» **WRITTEN REQUEST**: Transcribe the records below exactly, leaving out any pictures.
========================================================================
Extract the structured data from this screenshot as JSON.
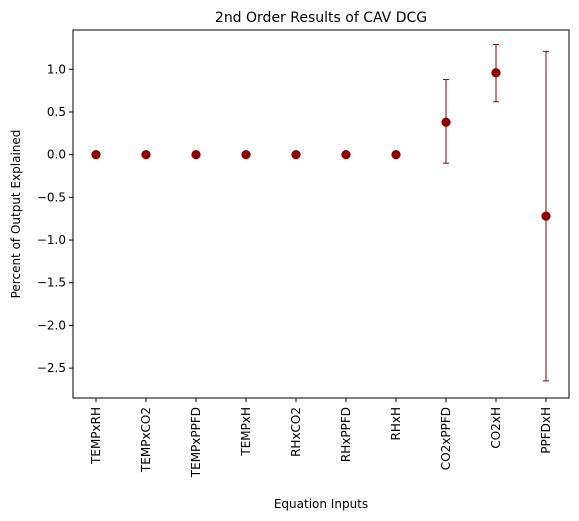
{
  "chart_data": {
    "type": "scatter",
    "title": "2nd Order Results of CAV DCG",
    "xlabel": "Equation Inputs",
    "ylabel": "Percent of Output Explained",
    "categories": [
      "TEMPxRH",
      "TEMPxCO2",
      "TEMPxPPFD",
      "TEMPxH",
      "RHxCO2",
      "RHxPPFD",
      "RHxH",
      "CO2xPPFD",
      "CO2xH",
      "PPFDxH"
    ],
    "values": [
      0.0,
      0.0,
      0.0,
      0.0,
      0.0,
      0.0,
      0.0,
      0.38,
      0.96,
      -0.72
    ],
    "error_low": [
      0.0,
      0.0,
      0.0,
      0.0,
      0.0,
      0.0,
      0.0,
      -0.1,
      0.62,
      -2.65
    ],
    "error_high": [
      0.0,
      0.0,
      0.0,
      0.0,
      0.0,
      0.0,
      0.0,
      0.88,
      1.29,
      1.21
    ],
    "ylim": [
      -2.85,
      1.46
    ],
    "yticks": [
      "1.0",
      "0.5",
      "0.0",
      "−0.5",
      "−1.0",
      "−1.5",
      "−2.0",
      "−2.5"
    ],
    "ytick_values": [
      1.0,
      0.5,
      0.0,
      -0.5,
      -1.0,
      -1.5,
      -2.0,
      -2.5
    ],
    "grid": false,
    "marker_color": "#8b0000",
    "errorbar_color": "#8b0000"
  }
}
========================================================================
» **TASK ANSWER**:
Extract the structured data from this screenshot as JSON.
{
  "chart_data": {
    "type": "scatter",
    "title": "2nd Order Results of CAV DCG",
    "xlabel": "Equation Inputs",
    "ylabel": "Percent of Output Explained",
    "categories": [
      "TEMPxRH",
      "TEMPxCO2",
      "TEMPxPPFD",
      "TEMPxH",
      "RHxCO2",
      "RHxPPFD",
      "RHxH",
      "CO2xPPFD",
      "CO2xH",
      "PPFDxH"
    ],
    "values": [
      0.0,
      0.0,
      0.0,
      0.0,
      0.0,
      0.0,
      0.0,
      0.38,
      0.96,
      -0.72
    ],
    "error_low": [
      0.0,
      0.0,
      0.0,
      0.0,
      0.0,
      0.0,
      0.0,
      -0.1,
      0.62,
      -2.65
    ],
    "error_high": [
      0.0,
      0.0,
      0.0,
      0.0,
      0.0,
      0.0,
      0.0,
      0.88,
      1.29,
      1.21
    ],
    "ylim": [
      -2.85,
      1.46
    ],
    "yticks": [
      "1.0",
      "0.5",
      "0.0",
      "−0.5",
      "−1.0",
      "−1.5",
      "−2.0",
      "−2.5"
    ],
    "ytick_values": [
      1.0,
      0.5,
      0.0,
      -0.5,
      -1.0,
      -1.5,
      -2.0,
      -2.5
    ],
    "grid": false,
    "marker_color": "#8b0000",
    "errorbar_color": "#8b0000"
  }
}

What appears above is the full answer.